◆ WHAT TO WORK ON
Look through the material and copy each line holding "Baseline".

◆ EXERCISE MATERIALS
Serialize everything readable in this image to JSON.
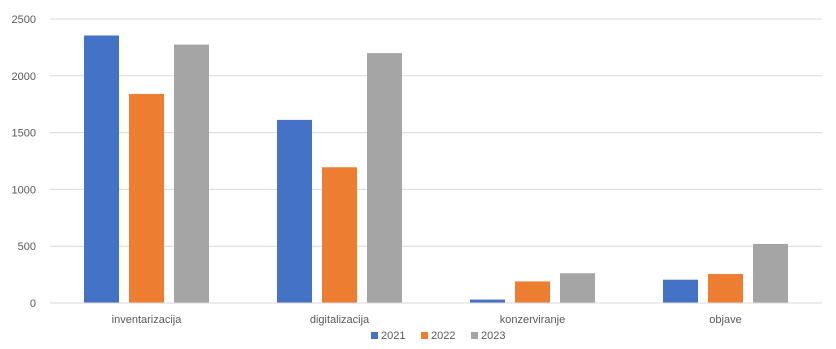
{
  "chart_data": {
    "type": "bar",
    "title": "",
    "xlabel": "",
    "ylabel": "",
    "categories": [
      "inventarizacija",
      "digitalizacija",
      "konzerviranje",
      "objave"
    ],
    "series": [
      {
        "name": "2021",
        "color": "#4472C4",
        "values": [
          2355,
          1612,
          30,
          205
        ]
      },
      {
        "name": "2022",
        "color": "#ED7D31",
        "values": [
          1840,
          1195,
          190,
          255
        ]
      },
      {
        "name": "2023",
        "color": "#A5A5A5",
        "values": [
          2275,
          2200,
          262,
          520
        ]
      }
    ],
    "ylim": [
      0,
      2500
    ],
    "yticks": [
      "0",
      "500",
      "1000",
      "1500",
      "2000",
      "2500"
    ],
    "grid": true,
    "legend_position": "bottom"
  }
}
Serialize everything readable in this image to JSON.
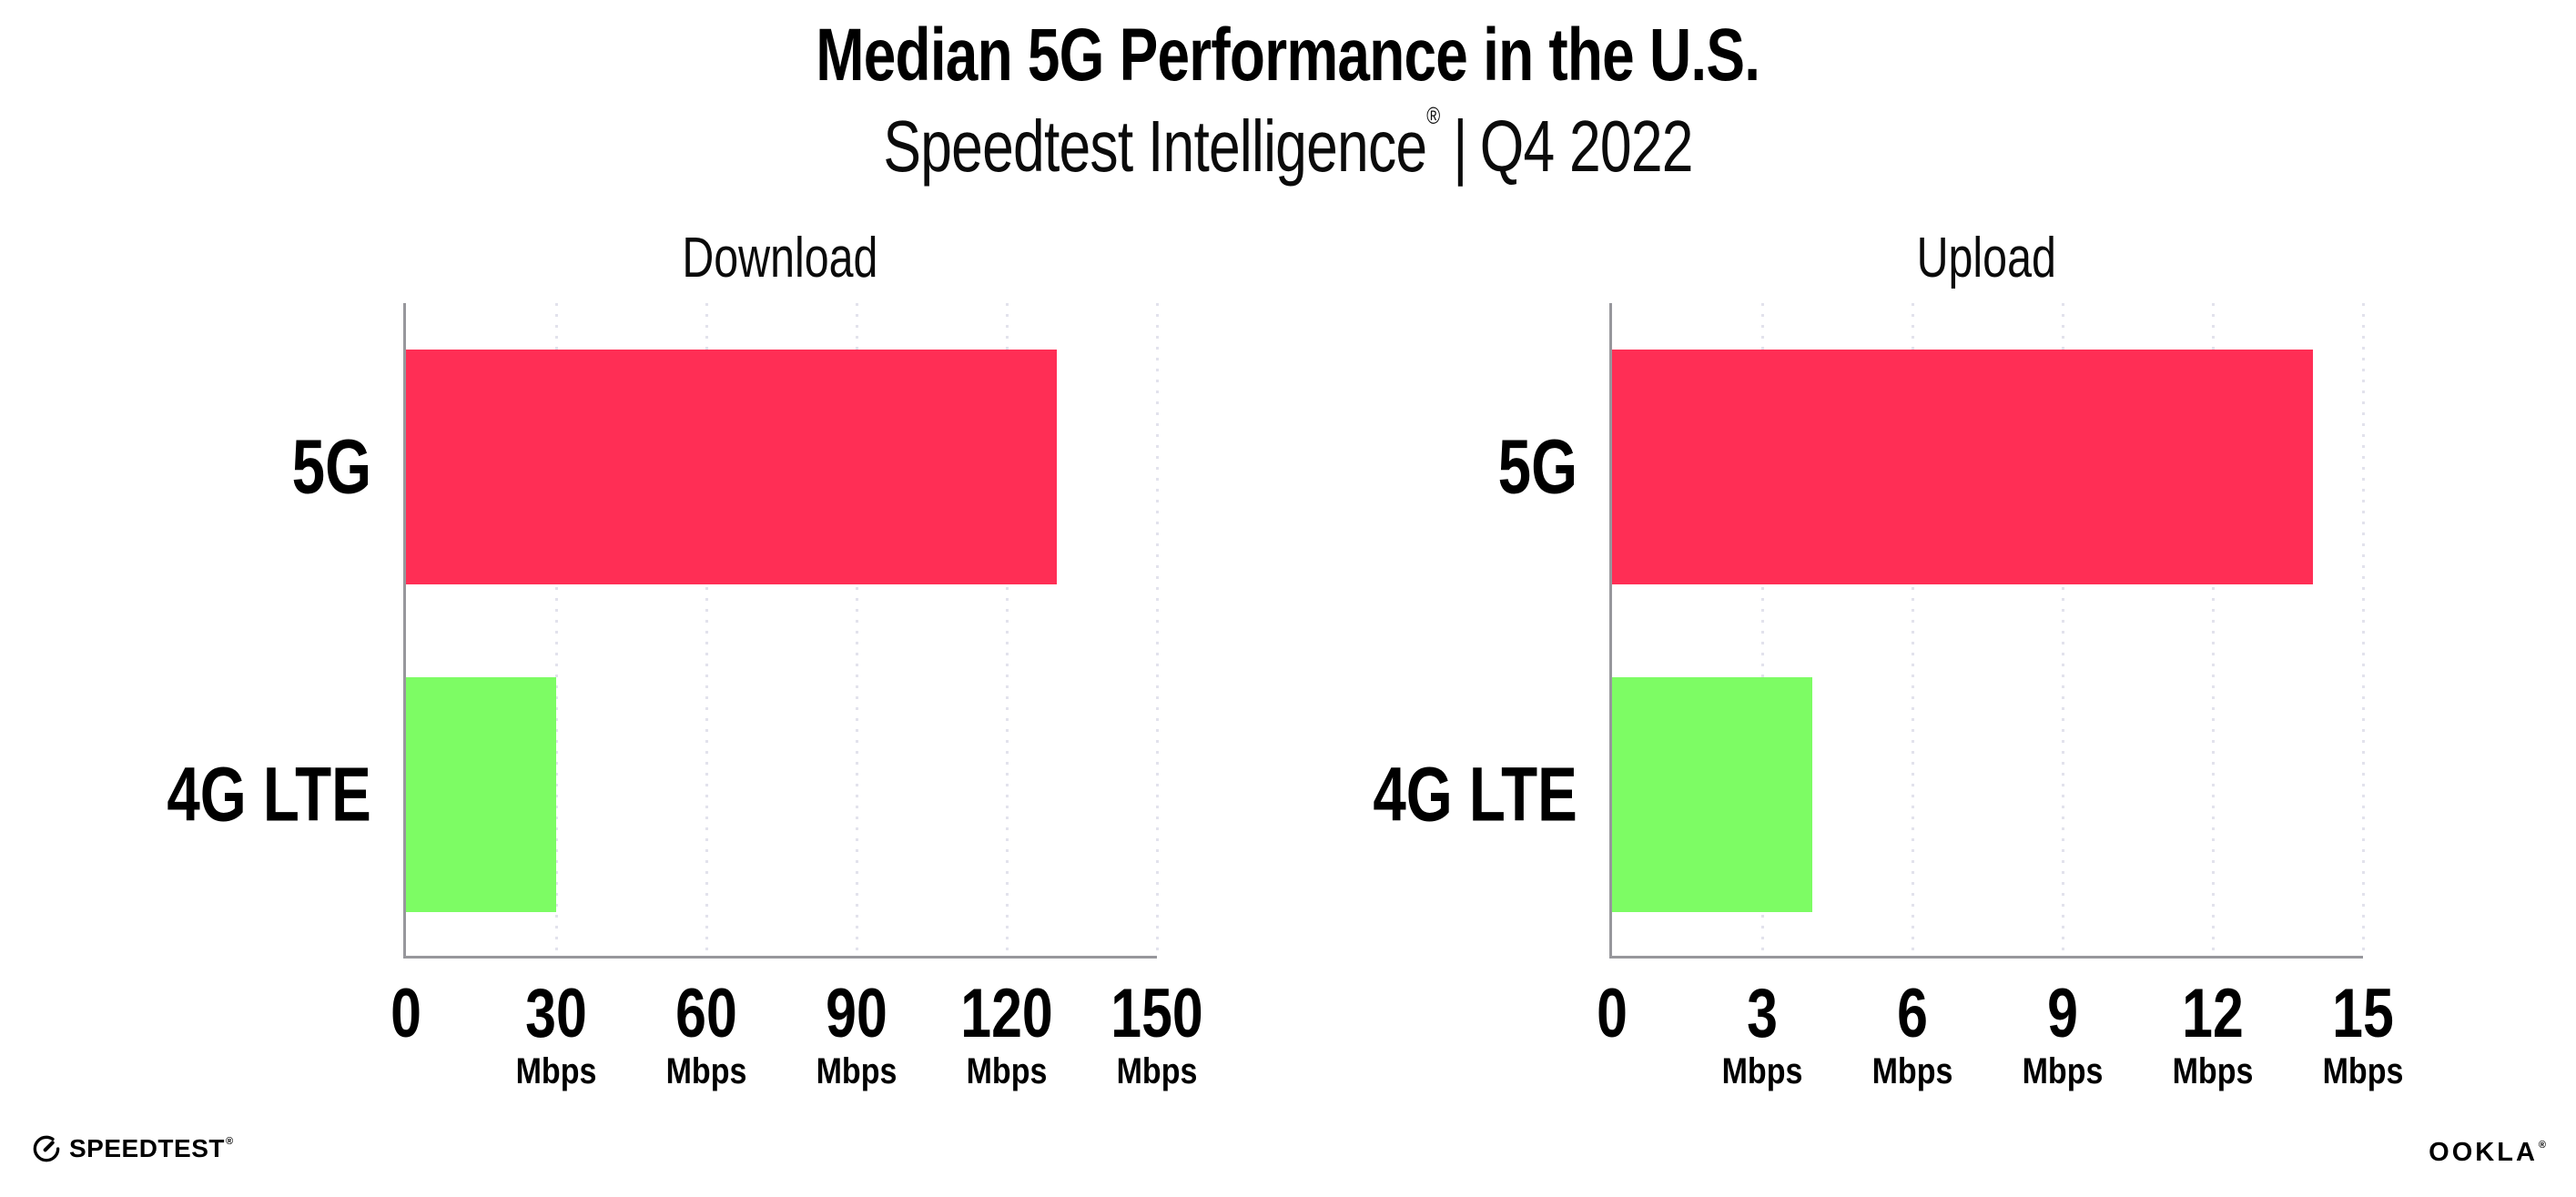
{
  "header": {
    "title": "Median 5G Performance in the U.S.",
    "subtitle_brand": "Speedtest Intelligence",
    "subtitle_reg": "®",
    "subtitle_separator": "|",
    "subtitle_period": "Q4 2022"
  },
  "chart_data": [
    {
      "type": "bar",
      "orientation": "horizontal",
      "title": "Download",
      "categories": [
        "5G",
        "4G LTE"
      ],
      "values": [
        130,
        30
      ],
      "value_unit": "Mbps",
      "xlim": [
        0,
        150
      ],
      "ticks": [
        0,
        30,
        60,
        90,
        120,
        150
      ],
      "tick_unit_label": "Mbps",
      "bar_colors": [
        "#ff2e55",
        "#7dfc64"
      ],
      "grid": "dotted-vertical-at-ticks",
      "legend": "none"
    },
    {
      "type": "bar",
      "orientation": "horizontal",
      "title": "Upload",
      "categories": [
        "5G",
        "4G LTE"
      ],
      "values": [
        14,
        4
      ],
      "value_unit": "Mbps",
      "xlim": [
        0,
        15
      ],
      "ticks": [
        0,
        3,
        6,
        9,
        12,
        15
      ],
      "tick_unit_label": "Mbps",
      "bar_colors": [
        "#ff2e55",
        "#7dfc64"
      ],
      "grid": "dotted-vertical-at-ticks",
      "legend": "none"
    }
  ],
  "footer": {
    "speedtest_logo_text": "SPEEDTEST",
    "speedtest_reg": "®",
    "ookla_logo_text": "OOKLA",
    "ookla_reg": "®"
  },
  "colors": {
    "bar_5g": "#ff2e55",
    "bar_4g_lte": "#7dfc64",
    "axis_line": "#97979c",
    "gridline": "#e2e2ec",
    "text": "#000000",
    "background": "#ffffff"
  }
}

* * *

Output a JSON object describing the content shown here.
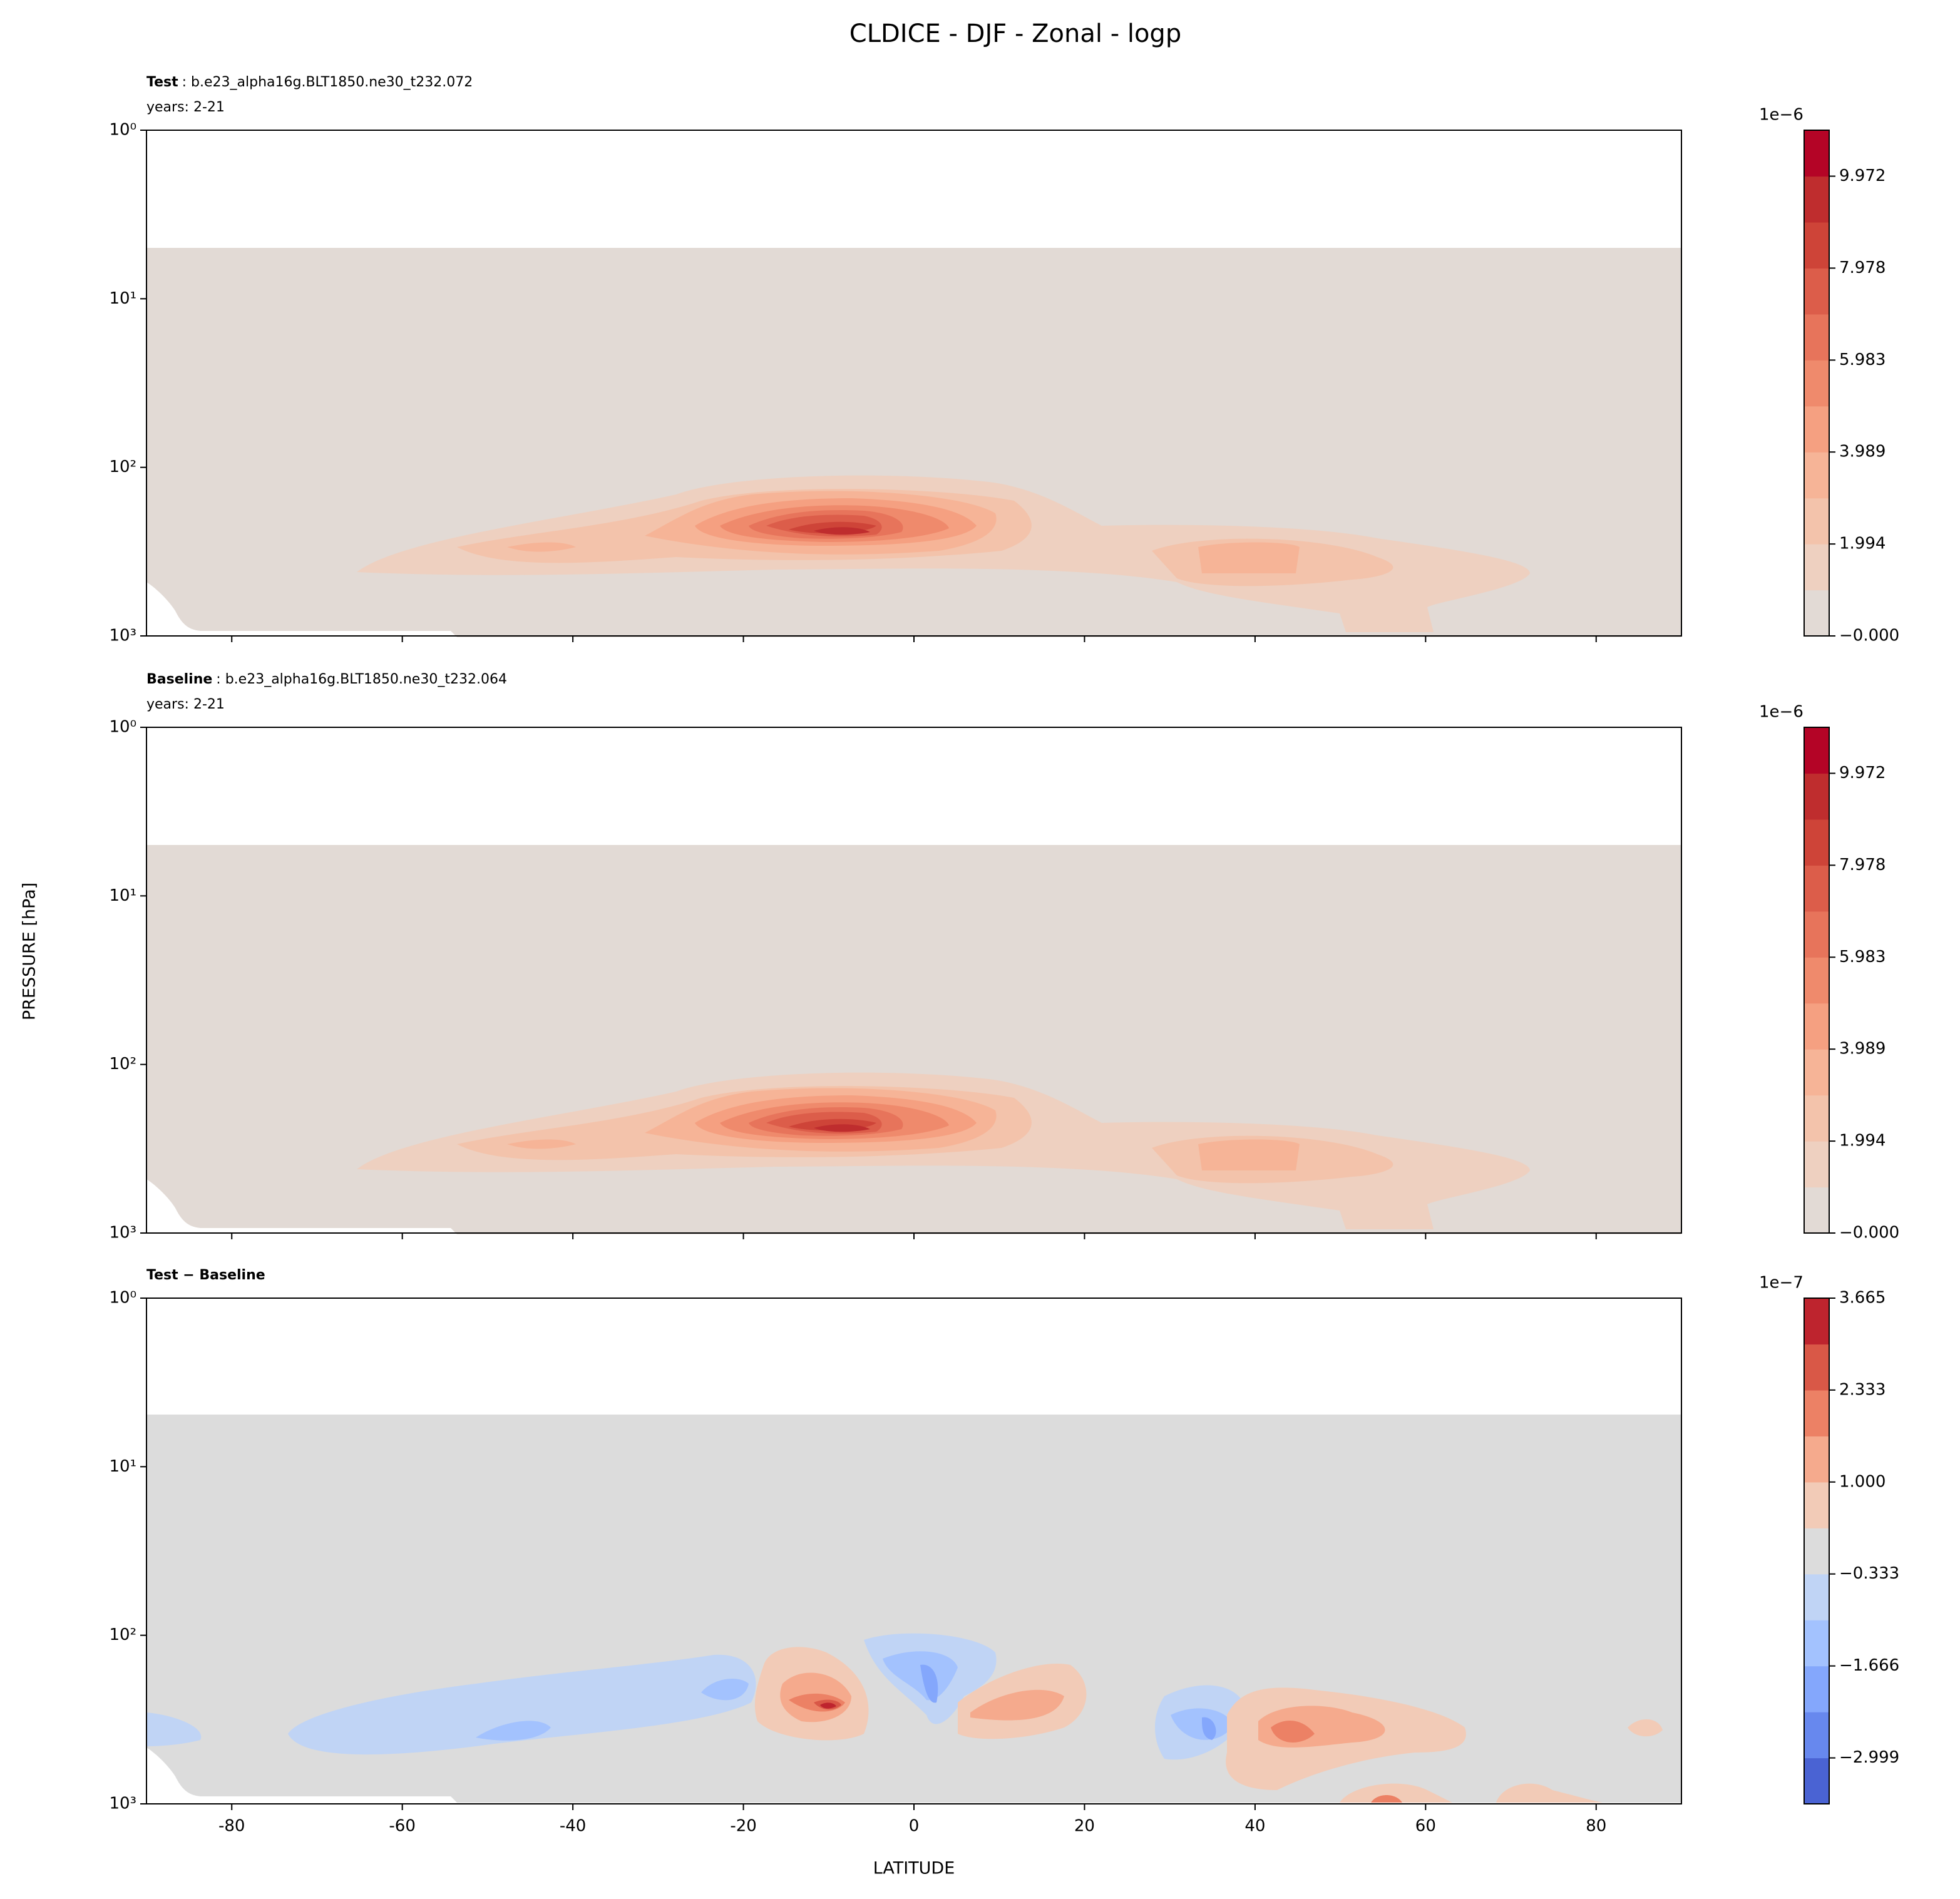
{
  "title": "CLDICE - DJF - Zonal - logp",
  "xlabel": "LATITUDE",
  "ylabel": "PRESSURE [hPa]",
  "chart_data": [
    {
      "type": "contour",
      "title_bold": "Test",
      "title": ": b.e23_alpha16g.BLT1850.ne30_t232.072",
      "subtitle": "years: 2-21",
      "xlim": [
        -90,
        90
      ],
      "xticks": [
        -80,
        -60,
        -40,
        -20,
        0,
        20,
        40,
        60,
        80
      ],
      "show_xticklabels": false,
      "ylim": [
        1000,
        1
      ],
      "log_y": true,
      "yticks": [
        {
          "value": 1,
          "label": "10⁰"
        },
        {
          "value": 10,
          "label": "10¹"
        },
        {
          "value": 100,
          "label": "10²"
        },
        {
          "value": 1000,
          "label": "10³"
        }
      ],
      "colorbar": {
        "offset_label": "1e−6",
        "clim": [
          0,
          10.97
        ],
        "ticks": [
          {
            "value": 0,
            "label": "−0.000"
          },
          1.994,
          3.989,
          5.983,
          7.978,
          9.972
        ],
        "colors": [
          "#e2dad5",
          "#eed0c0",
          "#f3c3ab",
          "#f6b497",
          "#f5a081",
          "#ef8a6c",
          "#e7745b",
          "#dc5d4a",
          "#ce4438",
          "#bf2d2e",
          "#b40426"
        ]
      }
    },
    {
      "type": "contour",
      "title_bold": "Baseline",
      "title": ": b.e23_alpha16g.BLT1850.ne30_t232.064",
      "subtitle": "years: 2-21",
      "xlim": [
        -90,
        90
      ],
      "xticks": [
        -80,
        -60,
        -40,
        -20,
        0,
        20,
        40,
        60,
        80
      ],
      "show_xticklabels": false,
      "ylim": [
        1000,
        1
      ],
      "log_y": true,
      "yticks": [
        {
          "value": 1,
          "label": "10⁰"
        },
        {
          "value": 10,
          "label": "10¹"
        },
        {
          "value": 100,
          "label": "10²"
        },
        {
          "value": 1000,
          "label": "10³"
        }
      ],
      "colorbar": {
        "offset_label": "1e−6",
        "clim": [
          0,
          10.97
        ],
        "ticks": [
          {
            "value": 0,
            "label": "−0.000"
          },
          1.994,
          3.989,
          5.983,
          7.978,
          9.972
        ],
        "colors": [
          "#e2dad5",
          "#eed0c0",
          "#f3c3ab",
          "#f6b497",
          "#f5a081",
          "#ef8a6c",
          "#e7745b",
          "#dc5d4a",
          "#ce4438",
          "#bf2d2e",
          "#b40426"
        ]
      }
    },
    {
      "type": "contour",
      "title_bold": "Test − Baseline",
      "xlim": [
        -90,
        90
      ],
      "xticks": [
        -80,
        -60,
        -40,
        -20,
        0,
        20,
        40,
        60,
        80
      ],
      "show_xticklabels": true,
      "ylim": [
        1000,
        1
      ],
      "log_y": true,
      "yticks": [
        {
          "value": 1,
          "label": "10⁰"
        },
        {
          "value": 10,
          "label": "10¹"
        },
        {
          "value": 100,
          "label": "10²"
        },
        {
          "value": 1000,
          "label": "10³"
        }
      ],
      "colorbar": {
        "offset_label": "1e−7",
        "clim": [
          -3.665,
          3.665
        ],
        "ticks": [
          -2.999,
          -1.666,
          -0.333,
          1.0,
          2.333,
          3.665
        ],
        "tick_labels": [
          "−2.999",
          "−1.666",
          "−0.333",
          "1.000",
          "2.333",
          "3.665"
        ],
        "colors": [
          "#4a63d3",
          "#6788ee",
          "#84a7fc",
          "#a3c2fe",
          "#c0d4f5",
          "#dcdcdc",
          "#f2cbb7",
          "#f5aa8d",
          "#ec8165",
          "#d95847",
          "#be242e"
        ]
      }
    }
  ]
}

◆ RESPONSE
      "title_bold": "Baseline",
      "title_bold": "Test − Baseline",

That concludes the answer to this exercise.